> [FRAGMENTO DE TEXTO]
• • • •

Qué ocurre realmente si decides no tratar una caries a tiempo

La caries dental es la enfermedad crónica más frecuente a nivel mundial, solo por detrás del resfriado común. Aunque muchas personas no sean conscientes de la gravedad que puede llegar a desarrollar una «simple» caries, sus consecuencias resultan muy negativas para la salud oral y general si no se frena su avance. El objetivo principal de la odontología conservadora es siempre mantener el diente natural, pero para ello es vital entender cómo actúa esta afección en nuestro cuerpo.

Cómo se forman las caries La combinación de la acidez generada por los alimentos que consumimos —especialmente los altos en azúcares y carbohidratos— y una higiene oral deficiente provoca una erosión paulatina en el esmalte de nuestras piezas dentales. Este desgaste crea pequeños microagujeros donde se acumula y prolifera la placa bacteriana, convirtiéndose en el entorno perfecto para que la infección avance por la estructura interna del diente.

En su primera fase, la caries suele distinguirse de manera visual por la aparición de una pequeña mancha blanca u oscura en la pieza dental. En este punto inicial, el tratamiento es un proceso médico sencillo y poco invasivo: mediante un empaste (o restauración) se elimina el tejido infectado y se recupera la funcionalidad y anatomía del diente utilizando materiales biocompatibles como el composite, que además garantizan un resultado estético óptimo y natural.

• • • •

> [REGISTROS DE DATOS]
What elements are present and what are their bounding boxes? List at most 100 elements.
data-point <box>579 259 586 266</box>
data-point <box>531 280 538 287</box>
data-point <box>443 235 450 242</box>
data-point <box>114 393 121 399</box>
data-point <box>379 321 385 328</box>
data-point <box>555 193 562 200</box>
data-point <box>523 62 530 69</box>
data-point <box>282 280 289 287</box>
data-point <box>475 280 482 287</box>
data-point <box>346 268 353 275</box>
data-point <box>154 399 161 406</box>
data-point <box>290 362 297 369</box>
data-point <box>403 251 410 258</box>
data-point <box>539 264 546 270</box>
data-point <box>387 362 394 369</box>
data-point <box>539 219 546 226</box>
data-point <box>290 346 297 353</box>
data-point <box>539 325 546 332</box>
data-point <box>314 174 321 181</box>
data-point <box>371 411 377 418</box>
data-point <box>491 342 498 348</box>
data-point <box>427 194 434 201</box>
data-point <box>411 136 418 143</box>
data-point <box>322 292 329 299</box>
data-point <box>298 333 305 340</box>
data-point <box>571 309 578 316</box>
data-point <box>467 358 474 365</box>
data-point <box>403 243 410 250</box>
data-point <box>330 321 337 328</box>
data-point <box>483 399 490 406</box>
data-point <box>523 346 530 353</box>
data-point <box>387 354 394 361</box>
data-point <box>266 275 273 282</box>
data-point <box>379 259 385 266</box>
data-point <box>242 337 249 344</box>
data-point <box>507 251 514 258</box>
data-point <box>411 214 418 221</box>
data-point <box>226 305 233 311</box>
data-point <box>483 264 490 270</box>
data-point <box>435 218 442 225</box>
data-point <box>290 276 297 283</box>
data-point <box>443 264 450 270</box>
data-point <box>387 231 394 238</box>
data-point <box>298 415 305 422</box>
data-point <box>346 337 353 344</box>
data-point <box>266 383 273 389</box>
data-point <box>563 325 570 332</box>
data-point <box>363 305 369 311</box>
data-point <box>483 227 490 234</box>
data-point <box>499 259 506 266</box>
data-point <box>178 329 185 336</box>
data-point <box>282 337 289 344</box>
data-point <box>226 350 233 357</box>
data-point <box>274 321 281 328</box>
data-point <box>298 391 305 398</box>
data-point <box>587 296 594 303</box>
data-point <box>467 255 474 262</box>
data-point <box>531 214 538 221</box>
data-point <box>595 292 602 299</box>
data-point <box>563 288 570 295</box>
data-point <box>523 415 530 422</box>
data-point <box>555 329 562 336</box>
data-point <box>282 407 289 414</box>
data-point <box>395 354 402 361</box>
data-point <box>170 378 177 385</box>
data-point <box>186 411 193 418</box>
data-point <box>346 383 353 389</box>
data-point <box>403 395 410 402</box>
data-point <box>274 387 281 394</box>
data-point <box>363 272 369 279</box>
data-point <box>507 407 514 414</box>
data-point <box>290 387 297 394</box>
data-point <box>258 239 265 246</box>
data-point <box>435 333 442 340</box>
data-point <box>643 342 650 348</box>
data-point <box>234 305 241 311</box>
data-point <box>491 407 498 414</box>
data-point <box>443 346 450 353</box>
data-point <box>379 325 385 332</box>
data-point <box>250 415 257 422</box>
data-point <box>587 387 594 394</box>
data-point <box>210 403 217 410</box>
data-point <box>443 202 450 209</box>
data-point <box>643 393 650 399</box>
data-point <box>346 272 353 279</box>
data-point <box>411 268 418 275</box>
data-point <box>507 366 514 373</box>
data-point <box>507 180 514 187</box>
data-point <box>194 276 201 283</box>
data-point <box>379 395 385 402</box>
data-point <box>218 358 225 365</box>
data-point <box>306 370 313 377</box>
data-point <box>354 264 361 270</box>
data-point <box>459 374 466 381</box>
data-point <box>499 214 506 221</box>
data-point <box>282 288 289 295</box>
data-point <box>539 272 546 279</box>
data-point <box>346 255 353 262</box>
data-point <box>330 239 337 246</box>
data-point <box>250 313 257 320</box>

• • • •

> [INSTRUCCIONES DE TAREAS]
[a] ¿Qué material biocompatible cita el texto sobre las caries como ejemplo para los empastes?
[b] Prosigue el texto sobre las caries a partir de su última oración.
Los registros provienen de una fuente distinta.

> [RESPUESTAS POR TAREA]
[a] El composite.

[b]
Qué ocurre si no detenemos la caries a tiempo Si dejamos que la enfermedad siga su curso natural, ya sea por falta de revisiones preventivas o por desconocimiento, las bacterias seguirán perforando las distintas capas dentales (esmalte y dentina) hasta llegar a la pulpa y afectar al nervio. Esto provoca una intensa sensación de dolor, alta sensibilidad térmica y malestar continuo. Muchas personas esperan a sentir este dolor agudo para actuar, sin saber que en ese punto la estructura de la pieza ya está gravemente comprometida.

En este escenario, si el tejido nervioso está profundamente afectado, el último recurso clínico para evitar la extracción de la pieza dental es la endodoncia. Este procedimiento médico es considerablemente más complejo e invasivo que una restauración superficial.

Además, una caries desatendida no afecta únicamente al diente de forma aislada. La infección bacteriana puede extenderse rápidamente a las encías, provocando inflamación (gingivitis) y dando paso a la enfermedad periodontal. Este problema debilita progresivamente los tejidos y el hueso que sostienen la dentadura, lo que puede desencadenar la pérdida dental y afectar a la salud sistémica del organismo, incluyendo vínculos con afecciones cardiovasculares.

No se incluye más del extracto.